◆ Aim ◆
Report, copied in full, each line below that contains the string "اذان". Matching is case-sensitive.

◆ Records to process ◆

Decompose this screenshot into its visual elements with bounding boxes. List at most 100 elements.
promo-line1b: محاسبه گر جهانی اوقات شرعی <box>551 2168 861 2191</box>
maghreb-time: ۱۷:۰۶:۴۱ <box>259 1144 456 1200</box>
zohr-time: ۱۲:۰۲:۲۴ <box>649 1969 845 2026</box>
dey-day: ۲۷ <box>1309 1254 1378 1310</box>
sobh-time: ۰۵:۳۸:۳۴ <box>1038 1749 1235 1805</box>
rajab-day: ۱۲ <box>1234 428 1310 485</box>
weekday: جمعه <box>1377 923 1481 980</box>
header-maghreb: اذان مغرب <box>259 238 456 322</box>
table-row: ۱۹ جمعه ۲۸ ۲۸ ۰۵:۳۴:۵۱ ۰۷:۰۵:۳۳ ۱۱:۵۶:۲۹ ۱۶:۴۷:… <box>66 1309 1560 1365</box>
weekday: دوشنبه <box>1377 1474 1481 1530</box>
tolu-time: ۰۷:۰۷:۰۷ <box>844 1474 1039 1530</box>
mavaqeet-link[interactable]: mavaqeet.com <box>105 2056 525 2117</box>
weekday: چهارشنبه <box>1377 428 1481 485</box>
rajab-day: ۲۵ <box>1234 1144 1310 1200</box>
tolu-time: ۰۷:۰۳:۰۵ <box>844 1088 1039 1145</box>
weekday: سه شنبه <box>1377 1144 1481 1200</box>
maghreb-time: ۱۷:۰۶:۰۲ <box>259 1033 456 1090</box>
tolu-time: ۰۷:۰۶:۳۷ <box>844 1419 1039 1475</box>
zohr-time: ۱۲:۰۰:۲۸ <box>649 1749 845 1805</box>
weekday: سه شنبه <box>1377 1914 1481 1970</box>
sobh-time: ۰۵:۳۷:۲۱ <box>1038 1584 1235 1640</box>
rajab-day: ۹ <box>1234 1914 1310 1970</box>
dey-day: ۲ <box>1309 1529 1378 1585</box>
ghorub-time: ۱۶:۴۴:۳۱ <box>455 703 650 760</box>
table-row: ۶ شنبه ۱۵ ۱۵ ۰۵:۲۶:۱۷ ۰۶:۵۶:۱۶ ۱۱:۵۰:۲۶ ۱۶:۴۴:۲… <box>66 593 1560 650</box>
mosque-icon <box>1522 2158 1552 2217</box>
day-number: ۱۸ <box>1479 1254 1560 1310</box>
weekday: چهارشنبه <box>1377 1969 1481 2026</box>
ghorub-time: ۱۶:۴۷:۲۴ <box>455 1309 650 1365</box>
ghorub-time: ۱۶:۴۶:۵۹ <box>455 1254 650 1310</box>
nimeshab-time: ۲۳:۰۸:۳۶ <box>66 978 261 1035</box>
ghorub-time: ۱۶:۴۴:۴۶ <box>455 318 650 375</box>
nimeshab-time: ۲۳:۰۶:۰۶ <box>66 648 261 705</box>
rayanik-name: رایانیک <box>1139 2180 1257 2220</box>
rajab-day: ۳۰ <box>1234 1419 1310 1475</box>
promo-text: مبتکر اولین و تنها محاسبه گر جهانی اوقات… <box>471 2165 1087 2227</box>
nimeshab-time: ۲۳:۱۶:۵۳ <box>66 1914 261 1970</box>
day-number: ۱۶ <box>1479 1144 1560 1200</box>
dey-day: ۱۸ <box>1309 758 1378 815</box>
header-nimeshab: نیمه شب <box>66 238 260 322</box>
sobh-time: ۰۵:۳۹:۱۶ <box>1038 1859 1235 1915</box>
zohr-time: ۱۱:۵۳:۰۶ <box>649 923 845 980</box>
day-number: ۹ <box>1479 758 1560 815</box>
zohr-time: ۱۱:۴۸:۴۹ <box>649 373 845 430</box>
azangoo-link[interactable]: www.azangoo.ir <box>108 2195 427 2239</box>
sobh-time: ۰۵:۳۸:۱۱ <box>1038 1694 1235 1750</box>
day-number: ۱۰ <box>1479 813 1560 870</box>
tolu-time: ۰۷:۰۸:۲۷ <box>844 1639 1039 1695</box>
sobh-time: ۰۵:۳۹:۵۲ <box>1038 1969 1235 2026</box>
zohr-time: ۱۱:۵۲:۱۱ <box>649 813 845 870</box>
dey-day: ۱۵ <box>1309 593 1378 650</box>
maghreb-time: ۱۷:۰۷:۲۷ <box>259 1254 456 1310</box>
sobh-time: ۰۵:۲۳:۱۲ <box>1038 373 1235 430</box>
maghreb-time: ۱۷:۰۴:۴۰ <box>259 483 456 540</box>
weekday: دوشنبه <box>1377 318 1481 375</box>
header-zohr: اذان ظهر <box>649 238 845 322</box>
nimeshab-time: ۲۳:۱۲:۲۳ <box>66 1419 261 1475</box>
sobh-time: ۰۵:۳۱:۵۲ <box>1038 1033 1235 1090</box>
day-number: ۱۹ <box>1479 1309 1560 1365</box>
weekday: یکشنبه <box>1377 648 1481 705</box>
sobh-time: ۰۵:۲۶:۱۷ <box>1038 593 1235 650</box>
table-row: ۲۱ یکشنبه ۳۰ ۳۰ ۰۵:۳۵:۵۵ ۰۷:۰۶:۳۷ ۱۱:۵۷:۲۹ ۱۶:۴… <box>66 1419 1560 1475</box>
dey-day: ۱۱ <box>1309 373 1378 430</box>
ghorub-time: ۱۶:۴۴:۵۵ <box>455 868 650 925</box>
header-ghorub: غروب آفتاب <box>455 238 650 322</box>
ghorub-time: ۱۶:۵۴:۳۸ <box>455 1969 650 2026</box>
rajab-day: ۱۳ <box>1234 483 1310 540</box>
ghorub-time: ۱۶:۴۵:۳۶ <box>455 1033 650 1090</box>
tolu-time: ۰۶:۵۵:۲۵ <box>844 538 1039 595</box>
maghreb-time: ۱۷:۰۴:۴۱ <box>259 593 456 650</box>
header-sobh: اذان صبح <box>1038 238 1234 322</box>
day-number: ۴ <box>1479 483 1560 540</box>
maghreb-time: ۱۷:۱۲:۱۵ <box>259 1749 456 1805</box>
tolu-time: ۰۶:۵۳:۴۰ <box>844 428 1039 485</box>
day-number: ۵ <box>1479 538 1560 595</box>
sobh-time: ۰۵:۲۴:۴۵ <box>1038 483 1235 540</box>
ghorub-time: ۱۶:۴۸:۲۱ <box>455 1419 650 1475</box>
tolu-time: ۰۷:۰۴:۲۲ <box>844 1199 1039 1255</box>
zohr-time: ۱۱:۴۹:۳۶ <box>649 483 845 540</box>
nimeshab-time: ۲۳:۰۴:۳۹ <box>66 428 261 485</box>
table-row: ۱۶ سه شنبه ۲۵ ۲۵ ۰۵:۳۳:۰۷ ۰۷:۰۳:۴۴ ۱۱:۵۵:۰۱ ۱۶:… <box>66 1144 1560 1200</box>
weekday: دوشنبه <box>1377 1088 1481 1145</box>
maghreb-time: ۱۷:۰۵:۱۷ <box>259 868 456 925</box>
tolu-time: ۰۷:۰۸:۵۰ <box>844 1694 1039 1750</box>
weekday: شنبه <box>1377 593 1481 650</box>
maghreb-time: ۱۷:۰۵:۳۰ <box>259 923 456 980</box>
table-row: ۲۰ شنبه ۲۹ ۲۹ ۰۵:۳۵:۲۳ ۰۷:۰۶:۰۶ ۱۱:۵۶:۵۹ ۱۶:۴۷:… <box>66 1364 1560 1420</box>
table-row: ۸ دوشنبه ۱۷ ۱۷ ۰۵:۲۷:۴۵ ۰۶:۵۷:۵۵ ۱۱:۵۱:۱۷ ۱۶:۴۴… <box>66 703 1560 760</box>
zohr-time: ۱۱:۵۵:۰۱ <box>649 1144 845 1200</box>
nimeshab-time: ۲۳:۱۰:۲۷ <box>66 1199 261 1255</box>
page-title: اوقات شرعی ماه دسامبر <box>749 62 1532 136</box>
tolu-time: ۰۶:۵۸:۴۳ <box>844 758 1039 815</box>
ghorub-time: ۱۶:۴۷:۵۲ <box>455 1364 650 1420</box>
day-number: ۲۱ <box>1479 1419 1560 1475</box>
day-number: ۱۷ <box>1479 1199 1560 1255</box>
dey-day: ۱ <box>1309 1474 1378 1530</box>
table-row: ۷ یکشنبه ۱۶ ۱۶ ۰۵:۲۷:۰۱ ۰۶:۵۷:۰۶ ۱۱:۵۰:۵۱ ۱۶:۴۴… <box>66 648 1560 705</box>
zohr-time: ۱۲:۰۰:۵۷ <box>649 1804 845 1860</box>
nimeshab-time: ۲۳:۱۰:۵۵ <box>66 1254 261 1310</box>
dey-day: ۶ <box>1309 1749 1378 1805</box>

◆ Expected answer ◆
header-maghreb: اذان مغرب <box>259 238 456 322</box>
header-zohr: اذان ظهر <box>649 238 845 322</box>
header-sobh: اذان صبح <box>1038 238 1234 322</box>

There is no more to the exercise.